Find each line of the material that contains the string "商业银行以再评估后的净值为抵押追加贷款并用于房地产投资的", and copy those lines.

**Data rows:**
* * * * *

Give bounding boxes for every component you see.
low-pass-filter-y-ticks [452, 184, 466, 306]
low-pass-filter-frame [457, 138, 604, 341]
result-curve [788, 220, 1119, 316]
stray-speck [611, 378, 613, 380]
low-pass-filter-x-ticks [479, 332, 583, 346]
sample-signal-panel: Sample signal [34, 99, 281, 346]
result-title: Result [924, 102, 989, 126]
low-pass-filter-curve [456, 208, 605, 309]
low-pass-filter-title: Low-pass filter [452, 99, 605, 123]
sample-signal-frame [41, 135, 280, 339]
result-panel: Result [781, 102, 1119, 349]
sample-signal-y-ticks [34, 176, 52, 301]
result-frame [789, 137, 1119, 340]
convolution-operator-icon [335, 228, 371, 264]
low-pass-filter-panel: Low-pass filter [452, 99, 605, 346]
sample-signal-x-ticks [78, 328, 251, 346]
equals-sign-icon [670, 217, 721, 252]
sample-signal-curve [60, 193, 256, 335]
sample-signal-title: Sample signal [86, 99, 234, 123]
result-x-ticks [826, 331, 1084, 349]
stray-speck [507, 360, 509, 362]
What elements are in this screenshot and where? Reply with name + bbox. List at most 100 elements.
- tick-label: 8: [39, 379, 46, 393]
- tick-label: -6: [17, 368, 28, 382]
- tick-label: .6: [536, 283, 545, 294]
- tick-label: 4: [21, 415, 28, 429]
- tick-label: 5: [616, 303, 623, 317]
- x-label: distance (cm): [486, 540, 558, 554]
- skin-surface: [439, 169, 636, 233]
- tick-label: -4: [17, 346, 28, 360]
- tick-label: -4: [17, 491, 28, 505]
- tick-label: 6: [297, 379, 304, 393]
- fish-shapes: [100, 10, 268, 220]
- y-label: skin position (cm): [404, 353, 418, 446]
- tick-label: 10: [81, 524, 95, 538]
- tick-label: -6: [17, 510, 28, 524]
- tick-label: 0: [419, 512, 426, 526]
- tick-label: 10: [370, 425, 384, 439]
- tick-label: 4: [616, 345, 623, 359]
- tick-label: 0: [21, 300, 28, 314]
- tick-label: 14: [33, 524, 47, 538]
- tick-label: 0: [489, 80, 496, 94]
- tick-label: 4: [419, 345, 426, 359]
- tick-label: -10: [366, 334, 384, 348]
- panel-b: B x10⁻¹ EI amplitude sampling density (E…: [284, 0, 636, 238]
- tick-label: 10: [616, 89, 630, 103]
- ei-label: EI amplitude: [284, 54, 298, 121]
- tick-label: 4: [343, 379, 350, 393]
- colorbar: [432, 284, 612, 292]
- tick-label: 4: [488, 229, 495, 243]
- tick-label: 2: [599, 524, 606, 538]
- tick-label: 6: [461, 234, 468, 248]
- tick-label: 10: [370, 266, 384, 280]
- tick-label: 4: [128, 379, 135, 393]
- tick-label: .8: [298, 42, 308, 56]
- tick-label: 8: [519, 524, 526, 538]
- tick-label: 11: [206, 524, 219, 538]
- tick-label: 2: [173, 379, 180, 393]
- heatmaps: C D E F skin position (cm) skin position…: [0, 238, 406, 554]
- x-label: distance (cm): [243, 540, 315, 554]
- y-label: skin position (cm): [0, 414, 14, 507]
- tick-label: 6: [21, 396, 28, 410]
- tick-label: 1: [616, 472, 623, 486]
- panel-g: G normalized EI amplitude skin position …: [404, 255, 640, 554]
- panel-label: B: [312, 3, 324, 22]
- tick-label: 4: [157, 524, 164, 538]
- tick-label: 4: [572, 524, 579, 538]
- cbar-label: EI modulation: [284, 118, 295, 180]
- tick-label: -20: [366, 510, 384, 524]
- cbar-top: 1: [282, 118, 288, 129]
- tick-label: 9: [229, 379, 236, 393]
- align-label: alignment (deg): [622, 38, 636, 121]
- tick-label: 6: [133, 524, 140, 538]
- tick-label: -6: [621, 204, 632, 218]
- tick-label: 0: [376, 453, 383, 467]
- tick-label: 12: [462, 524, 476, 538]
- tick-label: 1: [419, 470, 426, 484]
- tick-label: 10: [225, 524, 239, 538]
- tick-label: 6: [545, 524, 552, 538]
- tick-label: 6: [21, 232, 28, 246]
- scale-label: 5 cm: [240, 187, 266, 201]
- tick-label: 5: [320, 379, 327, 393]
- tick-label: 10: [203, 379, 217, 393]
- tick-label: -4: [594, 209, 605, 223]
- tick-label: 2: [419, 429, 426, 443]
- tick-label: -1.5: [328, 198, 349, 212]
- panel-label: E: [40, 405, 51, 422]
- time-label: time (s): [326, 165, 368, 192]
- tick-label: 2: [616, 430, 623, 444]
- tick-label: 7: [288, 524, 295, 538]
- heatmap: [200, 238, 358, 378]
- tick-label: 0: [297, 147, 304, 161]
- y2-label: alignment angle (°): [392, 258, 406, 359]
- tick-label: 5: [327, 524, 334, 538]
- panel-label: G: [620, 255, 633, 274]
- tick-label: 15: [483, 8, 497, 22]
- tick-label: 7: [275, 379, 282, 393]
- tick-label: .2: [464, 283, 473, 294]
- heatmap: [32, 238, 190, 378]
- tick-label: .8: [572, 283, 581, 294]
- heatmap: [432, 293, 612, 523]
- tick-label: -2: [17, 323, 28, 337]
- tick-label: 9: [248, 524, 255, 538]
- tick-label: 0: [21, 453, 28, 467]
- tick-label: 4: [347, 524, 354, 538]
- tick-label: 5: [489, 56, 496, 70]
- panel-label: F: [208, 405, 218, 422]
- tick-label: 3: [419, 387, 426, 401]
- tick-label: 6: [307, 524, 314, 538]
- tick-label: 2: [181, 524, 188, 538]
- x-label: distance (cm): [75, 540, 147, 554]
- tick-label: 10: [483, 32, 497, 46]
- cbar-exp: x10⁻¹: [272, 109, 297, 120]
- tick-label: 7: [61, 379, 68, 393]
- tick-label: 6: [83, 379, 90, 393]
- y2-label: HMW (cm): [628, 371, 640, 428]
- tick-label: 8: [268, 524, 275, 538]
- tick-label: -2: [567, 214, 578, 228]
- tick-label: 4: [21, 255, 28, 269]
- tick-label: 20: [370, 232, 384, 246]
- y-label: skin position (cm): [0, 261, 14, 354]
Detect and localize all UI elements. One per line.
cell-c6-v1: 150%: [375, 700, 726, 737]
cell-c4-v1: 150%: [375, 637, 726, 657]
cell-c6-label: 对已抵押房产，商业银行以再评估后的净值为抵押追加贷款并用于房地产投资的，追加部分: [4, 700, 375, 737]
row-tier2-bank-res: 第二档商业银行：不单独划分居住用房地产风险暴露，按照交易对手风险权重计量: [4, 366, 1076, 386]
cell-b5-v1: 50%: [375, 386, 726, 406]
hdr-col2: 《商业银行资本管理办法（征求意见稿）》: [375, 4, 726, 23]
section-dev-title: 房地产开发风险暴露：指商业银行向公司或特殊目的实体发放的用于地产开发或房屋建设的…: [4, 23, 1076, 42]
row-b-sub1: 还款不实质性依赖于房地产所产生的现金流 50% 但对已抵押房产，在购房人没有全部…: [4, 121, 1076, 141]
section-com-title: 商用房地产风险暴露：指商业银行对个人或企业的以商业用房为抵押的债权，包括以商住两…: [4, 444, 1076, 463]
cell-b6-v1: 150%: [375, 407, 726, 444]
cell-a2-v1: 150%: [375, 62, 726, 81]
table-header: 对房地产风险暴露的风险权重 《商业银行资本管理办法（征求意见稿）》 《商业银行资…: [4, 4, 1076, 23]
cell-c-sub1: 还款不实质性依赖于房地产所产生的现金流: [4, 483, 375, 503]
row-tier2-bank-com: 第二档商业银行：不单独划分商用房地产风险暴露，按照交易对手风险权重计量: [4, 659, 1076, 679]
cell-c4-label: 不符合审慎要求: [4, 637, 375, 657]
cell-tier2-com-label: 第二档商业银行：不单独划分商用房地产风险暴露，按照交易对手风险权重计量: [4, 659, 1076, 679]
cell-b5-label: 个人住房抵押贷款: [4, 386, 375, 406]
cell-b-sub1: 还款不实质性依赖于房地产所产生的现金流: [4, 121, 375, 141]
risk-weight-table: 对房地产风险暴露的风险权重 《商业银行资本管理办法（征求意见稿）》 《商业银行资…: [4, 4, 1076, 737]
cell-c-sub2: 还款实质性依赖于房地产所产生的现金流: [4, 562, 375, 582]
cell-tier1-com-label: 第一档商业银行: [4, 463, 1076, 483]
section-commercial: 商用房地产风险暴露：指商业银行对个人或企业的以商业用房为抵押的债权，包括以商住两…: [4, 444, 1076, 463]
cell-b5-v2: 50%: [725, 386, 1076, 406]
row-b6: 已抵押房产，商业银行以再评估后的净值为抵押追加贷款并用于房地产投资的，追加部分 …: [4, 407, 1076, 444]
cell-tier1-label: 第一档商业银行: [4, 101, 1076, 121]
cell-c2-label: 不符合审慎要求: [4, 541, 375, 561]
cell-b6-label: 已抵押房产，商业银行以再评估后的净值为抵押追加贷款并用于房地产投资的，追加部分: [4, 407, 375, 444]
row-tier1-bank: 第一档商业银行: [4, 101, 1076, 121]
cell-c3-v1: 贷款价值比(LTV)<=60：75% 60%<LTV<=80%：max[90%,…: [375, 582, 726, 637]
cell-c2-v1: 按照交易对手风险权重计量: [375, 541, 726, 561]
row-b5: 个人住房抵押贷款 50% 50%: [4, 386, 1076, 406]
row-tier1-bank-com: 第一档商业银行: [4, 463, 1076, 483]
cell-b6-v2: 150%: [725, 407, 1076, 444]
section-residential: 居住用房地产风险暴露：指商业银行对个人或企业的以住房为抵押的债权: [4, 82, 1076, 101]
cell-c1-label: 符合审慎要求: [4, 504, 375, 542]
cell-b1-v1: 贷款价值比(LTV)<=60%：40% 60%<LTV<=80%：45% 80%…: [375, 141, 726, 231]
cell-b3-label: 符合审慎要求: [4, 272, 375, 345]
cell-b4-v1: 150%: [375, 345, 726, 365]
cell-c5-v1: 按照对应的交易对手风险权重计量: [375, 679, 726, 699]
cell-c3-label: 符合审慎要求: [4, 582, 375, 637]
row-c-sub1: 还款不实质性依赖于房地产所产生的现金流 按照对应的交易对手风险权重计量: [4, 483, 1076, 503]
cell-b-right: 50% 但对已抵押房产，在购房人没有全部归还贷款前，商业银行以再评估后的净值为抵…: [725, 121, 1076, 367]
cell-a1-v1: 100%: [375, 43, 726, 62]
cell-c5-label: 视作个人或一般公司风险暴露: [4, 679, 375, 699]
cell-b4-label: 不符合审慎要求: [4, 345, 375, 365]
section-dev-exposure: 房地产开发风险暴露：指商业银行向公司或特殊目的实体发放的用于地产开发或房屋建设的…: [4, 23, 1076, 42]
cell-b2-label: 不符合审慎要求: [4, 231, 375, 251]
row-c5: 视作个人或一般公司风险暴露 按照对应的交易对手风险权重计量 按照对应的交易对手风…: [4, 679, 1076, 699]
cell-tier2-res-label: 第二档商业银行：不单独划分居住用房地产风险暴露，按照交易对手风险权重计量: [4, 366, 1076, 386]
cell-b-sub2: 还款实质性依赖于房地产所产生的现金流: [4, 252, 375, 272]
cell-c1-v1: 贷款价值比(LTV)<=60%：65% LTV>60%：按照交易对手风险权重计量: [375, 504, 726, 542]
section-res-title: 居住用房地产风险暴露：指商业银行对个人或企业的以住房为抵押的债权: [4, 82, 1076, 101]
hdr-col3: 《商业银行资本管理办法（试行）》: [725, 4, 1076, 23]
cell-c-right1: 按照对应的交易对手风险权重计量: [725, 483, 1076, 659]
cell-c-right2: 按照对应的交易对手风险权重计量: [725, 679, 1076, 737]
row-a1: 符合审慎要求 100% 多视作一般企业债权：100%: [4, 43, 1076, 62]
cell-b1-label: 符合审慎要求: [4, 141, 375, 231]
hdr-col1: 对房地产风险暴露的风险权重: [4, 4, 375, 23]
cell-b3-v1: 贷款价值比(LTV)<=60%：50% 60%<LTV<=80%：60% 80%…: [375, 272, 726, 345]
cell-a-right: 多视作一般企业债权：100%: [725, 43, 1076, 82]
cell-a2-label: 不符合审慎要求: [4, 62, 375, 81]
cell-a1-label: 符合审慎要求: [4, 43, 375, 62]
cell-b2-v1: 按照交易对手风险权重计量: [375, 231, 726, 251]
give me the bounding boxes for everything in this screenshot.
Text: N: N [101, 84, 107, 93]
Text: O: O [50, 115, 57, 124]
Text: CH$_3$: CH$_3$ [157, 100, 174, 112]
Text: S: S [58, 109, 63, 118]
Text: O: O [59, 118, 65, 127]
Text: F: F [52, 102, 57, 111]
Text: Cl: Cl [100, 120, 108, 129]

* * * * *

**Completed task:**
cell-c6-label: 对已抵押房产，商业银行以再评估后的净值为抵押追加贷款并用于房地产投资的，追加部分: [4, 700, 375, 737]
row-b6: 已抵押房产，商业银行以再评估后的净值为抵押追加贷款并用于房地产投资的，追加部分 …: [4, 407, 1076, 444]
cell-b6-label: 已抵押房产，商业银行以再评估后的净值为抵押追加贷款并用于房地产投资的，追加部分: [4, 407, 375, 444]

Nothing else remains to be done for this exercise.